_Task directions_
Copy out each line exactly as it appears.

_Material_

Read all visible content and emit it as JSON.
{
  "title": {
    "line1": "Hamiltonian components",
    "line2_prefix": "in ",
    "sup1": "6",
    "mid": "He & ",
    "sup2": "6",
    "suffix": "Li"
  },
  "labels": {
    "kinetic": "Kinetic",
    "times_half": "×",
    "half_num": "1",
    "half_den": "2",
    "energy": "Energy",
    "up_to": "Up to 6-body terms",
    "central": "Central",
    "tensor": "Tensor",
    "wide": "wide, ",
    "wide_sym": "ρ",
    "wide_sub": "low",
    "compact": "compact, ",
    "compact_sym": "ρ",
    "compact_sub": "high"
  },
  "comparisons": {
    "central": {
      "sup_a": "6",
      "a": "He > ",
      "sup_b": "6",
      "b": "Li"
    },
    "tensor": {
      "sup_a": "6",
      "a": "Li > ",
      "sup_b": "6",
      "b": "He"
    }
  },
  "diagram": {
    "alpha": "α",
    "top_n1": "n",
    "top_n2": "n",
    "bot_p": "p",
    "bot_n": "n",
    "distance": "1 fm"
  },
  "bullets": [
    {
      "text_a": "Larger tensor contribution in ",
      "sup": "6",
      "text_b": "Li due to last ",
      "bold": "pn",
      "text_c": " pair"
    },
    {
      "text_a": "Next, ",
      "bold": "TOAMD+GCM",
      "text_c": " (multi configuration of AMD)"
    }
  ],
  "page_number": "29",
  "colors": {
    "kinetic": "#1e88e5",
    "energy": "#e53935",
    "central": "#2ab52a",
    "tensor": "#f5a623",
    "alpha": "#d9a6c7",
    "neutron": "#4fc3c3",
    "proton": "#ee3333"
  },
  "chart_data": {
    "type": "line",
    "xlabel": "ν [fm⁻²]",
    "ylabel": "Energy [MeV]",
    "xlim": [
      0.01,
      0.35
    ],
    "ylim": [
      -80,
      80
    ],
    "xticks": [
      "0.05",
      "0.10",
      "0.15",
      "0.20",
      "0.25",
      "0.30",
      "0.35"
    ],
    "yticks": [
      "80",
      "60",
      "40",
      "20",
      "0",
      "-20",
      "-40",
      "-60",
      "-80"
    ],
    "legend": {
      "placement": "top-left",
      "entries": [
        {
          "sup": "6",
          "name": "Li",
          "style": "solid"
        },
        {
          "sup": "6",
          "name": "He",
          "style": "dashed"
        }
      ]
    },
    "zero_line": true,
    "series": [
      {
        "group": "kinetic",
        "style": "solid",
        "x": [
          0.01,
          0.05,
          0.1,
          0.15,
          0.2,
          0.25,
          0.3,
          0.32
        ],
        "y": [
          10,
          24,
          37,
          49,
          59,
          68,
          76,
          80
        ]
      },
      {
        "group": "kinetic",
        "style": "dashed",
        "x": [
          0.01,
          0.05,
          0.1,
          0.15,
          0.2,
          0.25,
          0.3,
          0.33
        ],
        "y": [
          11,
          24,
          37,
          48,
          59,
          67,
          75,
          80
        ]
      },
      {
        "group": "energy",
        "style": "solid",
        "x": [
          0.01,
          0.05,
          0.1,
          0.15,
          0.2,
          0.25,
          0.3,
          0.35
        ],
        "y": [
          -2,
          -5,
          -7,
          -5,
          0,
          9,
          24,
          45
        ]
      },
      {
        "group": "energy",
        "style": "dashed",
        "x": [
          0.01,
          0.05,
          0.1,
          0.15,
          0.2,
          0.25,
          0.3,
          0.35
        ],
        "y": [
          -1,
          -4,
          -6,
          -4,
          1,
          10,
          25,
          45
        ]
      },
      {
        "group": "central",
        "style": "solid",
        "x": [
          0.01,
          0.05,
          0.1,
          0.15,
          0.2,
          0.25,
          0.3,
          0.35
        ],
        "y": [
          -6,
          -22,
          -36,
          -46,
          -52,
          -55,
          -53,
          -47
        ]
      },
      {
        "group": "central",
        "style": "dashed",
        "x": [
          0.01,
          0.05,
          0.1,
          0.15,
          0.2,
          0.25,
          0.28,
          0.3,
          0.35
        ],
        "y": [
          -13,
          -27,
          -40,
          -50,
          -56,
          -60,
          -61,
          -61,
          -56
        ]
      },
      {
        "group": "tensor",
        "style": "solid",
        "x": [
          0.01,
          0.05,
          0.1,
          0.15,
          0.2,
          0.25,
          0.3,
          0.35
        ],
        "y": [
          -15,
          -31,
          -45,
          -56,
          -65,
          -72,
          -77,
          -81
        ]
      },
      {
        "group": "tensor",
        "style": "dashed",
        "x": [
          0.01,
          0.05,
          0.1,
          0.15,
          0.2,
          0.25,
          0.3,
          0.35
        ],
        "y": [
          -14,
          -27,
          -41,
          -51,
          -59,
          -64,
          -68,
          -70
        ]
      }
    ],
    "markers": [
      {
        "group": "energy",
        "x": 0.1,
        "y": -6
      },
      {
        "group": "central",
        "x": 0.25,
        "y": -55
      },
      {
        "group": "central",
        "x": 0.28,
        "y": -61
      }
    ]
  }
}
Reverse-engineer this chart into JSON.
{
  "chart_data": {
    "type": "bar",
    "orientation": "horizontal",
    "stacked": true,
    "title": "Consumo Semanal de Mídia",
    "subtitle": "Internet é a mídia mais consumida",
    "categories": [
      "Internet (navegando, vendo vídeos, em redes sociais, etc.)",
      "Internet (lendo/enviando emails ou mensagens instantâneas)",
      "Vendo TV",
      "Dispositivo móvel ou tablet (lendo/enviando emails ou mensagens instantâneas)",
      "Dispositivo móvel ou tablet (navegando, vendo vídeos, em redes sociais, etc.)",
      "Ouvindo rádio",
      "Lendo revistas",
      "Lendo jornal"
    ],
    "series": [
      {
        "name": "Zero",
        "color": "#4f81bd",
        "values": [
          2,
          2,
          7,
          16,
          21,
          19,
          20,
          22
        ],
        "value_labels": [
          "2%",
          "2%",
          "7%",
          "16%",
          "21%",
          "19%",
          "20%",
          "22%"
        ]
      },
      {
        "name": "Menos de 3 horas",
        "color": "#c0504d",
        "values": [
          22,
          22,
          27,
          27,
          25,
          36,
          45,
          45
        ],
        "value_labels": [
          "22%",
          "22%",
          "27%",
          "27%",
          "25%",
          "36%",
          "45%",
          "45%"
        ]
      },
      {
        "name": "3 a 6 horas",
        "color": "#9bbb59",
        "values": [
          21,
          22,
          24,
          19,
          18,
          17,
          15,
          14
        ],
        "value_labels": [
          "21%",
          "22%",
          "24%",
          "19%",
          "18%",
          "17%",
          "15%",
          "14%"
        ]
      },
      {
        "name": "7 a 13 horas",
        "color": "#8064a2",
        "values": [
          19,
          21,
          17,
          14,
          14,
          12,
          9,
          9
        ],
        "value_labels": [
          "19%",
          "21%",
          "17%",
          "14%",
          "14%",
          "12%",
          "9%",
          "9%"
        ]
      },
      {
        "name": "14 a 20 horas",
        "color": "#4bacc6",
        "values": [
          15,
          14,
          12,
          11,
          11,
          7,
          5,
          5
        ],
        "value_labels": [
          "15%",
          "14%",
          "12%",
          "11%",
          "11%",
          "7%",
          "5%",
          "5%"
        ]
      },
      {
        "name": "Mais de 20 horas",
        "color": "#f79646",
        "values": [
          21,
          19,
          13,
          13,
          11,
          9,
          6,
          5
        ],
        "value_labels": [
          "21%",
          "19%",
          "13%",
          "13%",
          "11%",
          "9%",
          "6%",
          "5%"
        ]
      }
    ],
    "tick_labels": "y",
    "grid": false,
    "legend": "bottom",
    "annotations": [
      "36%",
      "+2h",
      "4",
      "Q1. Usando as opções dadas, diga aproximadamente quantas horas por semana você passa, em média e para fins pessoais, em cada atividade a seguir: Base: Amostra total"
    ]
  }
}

_Reply to the exercise_
Read all visible content and emit it as JSON.
{
  "title": {
    "line1": "Hamiltonian components",
    "line2_prefix": "in ",
    "sup1": "6",
    "mid": "He & ",
    "sup2": "6",
    "suffix": "Li"
  },
  "labels": {
    "kinetic": "Kinetic",
    "times_half": "×",
    "half_num": "1",
    "half_den": "2",
    "energy": "Energy",
    "up_to": "Up to 6-body terms",
    "central": "Central",
    "tensor": "Tensor",
    "wide": "wide, ",
    "wide_sym": "ρ",
    "wide_sub": "low",
    "compact": "compact, ",
    "compact_sym": "ρ",
    "compact_sub": "high"
  },
  "comparisons": {
    "central": {
      "sup_a": "6",
      "a": "He > ",
      "sup_b": "6",
      "b": "Li"
    },
    "tensor": {
      "sup_a": "6",
      "a": "Li > ",
      "sup_b": "6",
      "b": "He"
    }
  },
  "diagram": {
    "alpha": "α",
    "top_n1": "n",
    "top_n2": "n",
    "bot_p": "p",
    "bot_n": "n",
    "distance": "1 fm"
  },
  "bullets": [
    {
      "text_a": "Larger tensor contribution in ",
      "sup": "6",
      "text_b": "Li due to last ",
      "bold": "pn",
      "text_c": " pair"
    },
    {
      "text_a": "Next, ",
      "bold": "TOAMD+GCM",
      "text_c": " (multi configuration of AMD)"
    }
  ],
  "page_number": "29",
  "colors": {
    "kinetic": "#1e88e5",
    "energy": "#e53935",
    "central": "#2ab52a",
    "tensor": "#f5a623",
    "alpha": "#d9a6c7",
    "neutron": "#4fc3c3",
    "proton": "#ee3333"
  },
  "chart_data": {
    "type": "line",
    "xlabel": "ν [fm⁻²]",
    "ylabel": "Energy [MeV]",
    "xlim": [
      0.01,
      0.35
    ],
    "ylim": [
      -80,
      80
    ],
    "xticks": [
      "0.05",
      "0.10",
      "0.15",
      "0.20",
      "0.25",
      "0.30",
      "0.35"
    ],
    "yticks": [
      "80",
      "60",
      "40",
      "20",
      "0",
      "-20",
      "-40",
      "-60",
      "-80"
    ],
    "legend": {
      "placement": "top-left",
      "entries": [
        {
          "sup": "6",
          "name": "Li",
          "style": "solid"
        },
        {
          "sup": "6",
          "name": "He",
          "style": "dashed"
        }
      ]
    },
    "zero_line": true,
    "series": [
      {
        "group": "kinetic",
        "style": "solid",
        "x": [
          0.01,
          0.05,
          0.1,
          0.15,
          0.2,
          0.25,
          0.3,
          0.32
        ],
        "y": [
          10,
          24,
          37,
          49,
          59,
          68,
          76,
          80
        ]
      },
      {
        "group": "kinetic",
        "style": "dashed",
        "x": [
          0.01,
          0.05,
          0.1,
          0.15,
          0.2,
          0.25,
          0.3,
          0.33
        ],
        "y": [
          11,
          24,
          37,
          48,
          59,
          67,
          75,
          80
        ]
      },
      {
        "group": "energy",
        "style": "solid",
        "x": [
          0.01,
          0.05,
          0.1,
          0.15,
          0.2,
          0.25,
          0.3,
          0.35
        ],
        "y": [
          -2,
          -5,
          -7,
          -5,
          0,
          9,
          24,
          45
        ]
      },
      {
        "group": "energy",
        "style": "dashed",
        "x": [
          0.01,
          0.05,
          0.1,
          0.15,
          0.2,
          0.25,
          0.3,
          0.35
        ],
        "y": [
          -1,
          -4,
          -6,
          -4,
          1,
          10,
          25,
          45
        ]
      },
      {
        "group": "central",
        "style": "solid",
        "x": [
          0.01,
          0.05,
          0.1,
          0.15,
          0.2,
          0.25,
          0.3,
          0.35
        ],
        "y": [
          -6,
          -22,
          -36,
          -46,
          -52,
          -55,
          -53,
          -47
        ]
      },
      {
        "group": "central",
        "style": "dashed",
        "x": [
          0.01,
          0.05,
          0.1,
          0.15,
          0.2,
          0.25,
          0.28,
          0.3,
          0.35
        ],
        "y": [
          -13,
          -27,
          -40,
          -50,
          -56,
          -60,
          -61,
          -61,
          -56
        ]
      },
      {
        "group": "tensor",
        "style": "solid",
        "x": [
          0.01,
          0.05,
          0.1,
          0.15,
          0.2,
          0.25,
          0.3,
          0.35
        ],
        "y": [
          -15,
          -31,
          -45,
          -56,
          -65,
          -72,
          -77,
          -81
        ]
      },
      {
        "group": "tensor",
        "style": "dashed",
        "x": [
          0.01,
          0.05,
          0.1,
          0.15,
          0.2,
          0.25,
          0.3,
          0.35
        ],
        "y": [
          -14,
          -27,
          -41,
          -51,
          -59,
          -64,
          -68,
          -70
        ]
      }
    ],
    "markers": [
      {
        "group": "energy",
        "x": 0.1,
        "y": -6
      },
      {
        "group": "central",
        "x": 0.25,
        "y": -55
      },
      {
        "group": "central",
        "x": 0.28,
        "y": -61
      }
    ]
  }
}
Reverse-engineer this chart into JSON.
{
  "chart_data": {
    "type": "bar",
    "orientation": "horizontal",
    "stacked": true,
    "title": "Consumo Semanal de Mídia",
    "subtitle": "Internet é a mídia mais consumida",
    "categories": [
      "Internet (navegando, vendo vídeos, em redes sociais, etc.)",
      "Internet (lendo/enviando emails ou mensagens instantâneas)",
      "Vendo TV",
      "Dispositivo móvel ou tablet (lendo/enviando emails ou mensagens instantâneas)",
      "Dispositivo móvel ou tablet (navegando, vendo vídeos, em redes sociais, etc.)",
      "Ouvindo rádio",
      "Lendo revistas",
      "Lendo jornal"
    ],
    "series": [
      {
        "name": "Zero",
        "color": "#4f81bd",
        "values": [
          2,
          2,
          7,
          16,
          21,
          19,
          20,
          22
        ],
        "value_labels": [
          "2%",
          "2%",
          "7%",
          "16%",
          "21%",
          "19%",
          "20%",
          "22%"
        ]
      },
      {
        "name": "Menos de 3 horas",
        "color": "#c0504d",
        "values": [
          22,
          22,
          27,
          27,
          25,
          36,
          45,
          45
        ],
        "value_labels": [
          "22%",
          "22%",
          "27%",
          "27%",
          "25%",
          "36%",
          "45%",
          "45%"
        ]
      },
      {
        "name": "3 a 6 horas",
        "color": "#9bbb59",
        "values": [
          21,
          22,
          24,
          19,
          18,
          17,
          15,
          14
        ],
        "value_labels": [
          "21%",
          "22%",
          "24%",
          "19%",
          "18%",
          "17%",
          "15%",
          "14%"
        ]
      },
      {
        "name": "7 a 13 horas",
        "color": "#8064a2",
        "values": [
          19,
          21,
          17,
          14,
          14,
          12,
          9,
          9
        ],
        "value_labels": [
          "19%",
          "21%",
          "17%",
          "14%",
          "14%",
          "12%",
          "9%",
          "9%"
        ]
      },
      {
        "name": "14 a 20 horas",
        "color": "#4bacc6",
        "values": [
          15,
          14,
          12,
          11,
          11,
          7,
          5,
          5
        ],
        "value_labels": [
          "15%",
          "14%",
          "12%",
          "11%",
          "11%",
          "7%",
          "5%",
          "5%"
        ]
      },
      {
        "name": "Mais de 20 horas",
        "color": "#f79646",
        "values": [
          21,
          19,
          13,
          13,
          11,
          9,
          6,
          5
        ],
        "value_labels": [
          "21%",
          "19%",
          "13%",
          "13%",
          "11%",
          "9%",
          "6%",
          "5%"
        ]
      }
    ],
    "tick_labels": "y",
    "grid": false,
    "legend": "bottom",
    "annotations": [
      "36%",
      "+2h",
      "4",
      "Q1. Usando as opções dadas, diga aproximadamente quantas horas por semana você passa, em média e para fins pessoais, em cada atividade a seguir: Base: Amostra total"
    ]
  }
}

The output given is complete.